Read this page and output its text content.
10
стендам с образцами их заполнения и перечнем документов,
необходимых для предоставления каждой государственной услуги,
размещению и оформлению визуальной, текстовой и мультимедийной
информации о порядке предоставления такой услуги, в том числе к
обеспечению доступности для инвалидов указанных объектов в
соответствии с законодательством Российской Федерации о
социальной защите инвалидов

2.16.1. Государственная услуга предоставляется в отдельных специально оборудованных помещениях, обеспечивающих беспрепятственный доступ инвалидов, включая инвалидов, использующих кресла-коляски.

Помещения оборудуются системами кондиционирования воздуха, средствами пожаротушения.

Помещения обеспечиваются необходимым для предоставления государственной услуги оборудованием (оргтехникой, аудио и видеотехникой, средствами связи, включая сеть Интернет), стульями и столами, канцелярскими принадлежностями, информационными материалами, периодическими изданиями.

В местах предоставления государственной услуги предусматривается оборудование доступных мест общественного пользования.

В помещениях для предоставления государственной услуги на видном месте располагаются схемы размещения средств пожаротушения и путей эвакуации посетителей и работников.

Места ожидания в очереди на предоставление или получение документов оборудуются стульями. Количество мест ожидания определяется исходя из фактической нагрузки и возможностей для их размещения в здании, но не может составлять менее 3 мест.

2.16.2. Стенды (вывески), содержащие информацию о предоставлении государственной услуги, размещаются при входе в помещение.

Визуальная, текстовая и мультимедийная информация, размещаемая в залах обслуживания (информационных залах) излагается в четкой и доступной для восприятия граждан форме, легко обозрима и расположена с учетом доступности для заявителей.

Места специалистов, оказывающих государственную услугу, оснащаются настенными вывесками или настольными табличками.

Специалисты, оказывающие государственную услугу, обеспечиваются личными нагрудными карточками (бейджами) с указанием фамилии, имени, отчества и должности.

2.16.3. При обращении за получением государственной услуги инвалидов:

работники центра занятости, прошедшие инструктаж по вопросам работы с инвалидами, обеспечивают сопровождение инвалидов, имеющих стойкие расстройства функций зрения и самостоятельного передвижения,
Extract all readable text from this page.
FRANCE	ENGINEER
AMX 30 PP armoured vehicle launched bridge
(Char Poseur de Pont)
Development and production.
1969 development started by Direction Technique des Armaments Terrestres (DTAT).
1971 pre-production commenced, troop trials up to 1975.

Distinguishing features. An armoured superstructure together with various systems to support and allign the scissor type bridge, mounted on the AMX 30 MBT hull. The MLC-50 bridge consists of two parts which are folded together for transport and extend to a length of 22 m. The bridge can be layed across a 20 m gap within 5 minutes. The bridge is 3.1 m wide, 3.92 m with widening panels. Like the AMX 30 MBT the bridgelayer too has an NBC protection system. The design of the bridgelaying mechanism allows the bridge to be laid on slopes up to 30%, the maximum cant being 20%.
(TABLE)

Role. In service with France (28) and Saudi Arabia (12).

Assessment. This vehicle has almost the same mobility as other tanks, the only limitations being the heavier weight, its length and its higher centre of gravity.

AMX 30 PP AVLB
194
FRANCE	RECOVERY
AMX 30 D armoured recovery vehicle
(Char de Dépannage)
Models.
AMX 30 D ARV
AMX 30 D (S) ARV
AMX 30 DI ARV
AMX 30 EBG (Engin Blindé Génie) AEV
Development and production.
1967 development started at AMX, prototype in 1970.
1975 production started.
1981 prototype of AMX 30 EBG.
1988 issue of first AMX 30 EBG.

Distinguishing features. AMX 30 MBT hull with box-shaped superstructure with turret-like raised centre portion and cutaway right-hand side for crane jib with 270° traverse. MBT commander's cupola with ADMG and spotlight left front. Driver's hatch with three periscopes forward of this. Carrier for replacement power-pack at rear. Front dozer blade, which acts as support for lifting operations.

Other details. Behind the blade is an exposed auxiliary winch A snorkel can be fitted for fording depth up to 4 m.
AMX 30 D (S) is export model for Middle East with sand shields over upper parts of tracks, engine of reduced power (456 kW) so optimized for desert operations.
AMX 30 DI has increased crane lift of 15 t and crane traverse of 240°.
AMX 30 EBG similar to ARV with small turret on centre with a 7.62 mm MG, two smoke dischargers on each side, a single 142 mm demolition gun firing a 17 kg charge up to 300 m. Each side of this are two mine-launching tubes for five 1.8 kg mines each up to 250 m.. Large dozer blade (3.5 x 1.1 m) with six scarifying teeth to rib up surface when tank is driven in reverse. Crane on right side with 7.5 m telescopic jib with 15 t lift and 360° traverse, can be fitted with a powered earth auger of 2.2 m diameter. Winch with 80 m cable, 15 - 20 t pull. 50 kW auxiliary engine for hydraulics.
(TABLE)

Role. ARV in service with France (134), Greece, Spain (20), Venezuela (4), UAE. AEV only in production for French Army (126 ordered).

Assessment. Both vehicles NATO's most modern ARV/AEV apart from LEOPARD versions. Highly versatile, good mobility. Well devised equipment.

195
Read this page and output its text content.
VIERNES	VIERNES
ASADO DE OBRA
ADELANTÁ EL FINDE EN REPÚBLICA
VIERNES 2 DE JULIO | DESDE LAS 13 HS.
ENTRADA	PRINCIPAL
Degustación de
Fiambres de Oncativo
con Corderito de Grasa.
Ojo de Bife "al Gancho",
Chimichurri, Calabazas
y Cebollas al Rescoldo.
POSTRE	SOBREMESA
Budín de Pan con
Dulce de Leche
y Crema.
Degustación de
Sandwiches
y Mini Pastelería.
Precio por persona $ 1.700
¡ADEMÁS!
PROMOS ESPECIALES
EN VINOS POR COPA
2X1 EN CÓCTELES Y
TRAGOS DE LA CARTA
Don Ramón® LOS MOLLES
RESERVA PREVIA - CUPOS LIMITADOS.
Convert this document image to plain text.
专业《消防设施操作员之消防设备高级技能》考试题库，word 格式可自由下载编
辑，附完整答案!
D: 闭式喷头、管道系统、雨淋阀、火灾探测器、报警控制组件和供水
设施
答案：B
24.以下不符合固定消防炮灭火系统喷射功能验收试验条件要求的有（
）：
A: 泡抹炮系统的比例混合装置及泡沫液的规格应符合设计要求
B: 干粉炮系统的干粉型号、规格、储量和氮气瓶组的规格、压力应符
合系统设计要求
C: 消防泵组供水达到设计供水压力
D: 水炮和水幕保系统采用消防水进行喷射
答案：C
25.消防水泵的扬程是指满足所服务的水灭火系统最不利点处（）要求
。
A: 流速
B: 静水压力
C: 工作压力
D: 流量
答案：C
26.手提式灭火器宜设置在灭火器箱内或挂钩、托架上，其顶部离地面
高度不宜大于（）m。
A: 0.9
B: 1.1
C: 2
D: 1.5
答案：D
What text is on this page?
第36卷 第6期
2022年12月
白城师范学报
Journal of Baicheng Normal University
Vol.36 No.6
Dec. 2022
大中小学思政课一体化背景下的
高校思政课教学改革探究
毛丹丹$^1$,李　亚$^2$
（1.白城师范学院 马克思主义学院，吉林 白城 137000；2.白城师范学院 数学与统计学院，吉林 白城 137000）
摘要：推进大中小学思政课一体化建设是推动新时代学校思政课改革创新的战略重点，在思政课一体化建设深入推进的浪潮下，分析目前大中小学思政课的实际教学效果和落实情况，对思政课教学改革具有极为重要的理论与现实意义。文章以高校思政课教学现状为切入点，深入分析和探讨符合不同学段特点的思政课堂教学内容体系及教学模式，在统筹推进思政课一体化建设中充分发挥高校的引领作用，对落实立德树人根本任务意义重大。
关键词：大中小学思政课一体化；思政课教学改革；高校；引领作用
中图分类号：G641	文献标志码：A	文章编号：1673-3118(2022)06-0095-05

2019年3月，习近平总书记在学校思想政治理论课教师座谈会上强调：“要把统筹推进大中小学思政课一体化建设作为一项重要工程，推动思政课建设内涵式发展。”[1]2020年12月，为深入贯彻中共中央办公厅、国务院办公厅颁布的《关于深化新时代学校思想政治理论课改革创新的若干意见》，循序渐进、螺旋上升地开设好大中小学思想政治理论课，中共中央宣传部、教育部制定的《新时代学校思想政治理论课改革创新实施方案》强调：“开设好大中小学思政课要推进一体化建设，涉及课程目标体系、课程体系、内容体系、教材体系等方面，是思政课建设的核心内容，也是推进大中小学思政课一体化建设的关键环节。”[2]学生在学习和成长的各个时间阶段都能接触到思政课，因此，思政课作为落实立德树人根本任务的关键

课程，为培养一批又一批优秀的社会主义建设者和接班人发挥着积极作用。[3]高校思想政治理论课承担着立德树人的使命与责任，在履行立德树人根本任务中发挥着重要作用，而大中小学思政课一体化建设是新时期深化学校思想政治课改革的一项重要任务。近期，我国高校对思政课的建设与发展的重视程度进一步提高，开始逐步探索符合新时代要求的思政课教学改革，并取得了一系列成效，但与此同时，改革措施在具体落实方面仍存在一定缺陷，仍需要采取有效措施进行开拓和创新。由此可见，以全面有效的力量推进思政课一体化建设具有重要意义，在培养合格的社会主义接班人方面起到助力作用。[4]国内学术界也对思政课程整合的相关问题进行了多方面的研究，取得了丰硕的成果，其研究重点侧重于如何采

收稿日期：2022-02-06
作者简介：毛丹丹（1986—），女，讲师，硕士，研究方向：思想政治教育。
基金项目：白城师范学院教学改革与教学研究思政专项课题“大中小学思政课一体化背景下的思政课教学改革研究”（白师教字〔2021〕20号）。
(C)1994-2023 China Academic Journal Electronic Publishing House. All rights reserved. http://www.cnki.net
-*-*-
> Goal:
Find every line that has "государственной" in it, then return those lines.

> Exercise solution:
необходимых для предоставления каждой государственной услуги,
Помещения обеспечиваются необходимым для предоставления государственной услуги оборудованием (оргтехникой, аудио и видеотехникой, средствами связи, включая сеть Интернет), стульями и столами, канцелярскими принадлежностями, информационными материалами, периодическими изданиями.
В местах предоставления государственной услуги предусматривается оборудование доступных мест общественного пользования.
В помещениях для предоставления государственной услуги на видном месте располагаются схемы размещения средств пожаротушения и путей эвакуации посетителей и работников.
2.16.2. Стенды (вывески), содержащие информацию о предоставлении государственной услуги, размещаются при входе в помещение.
2.16.3. При обращении за получением государственной услуги инвалидов:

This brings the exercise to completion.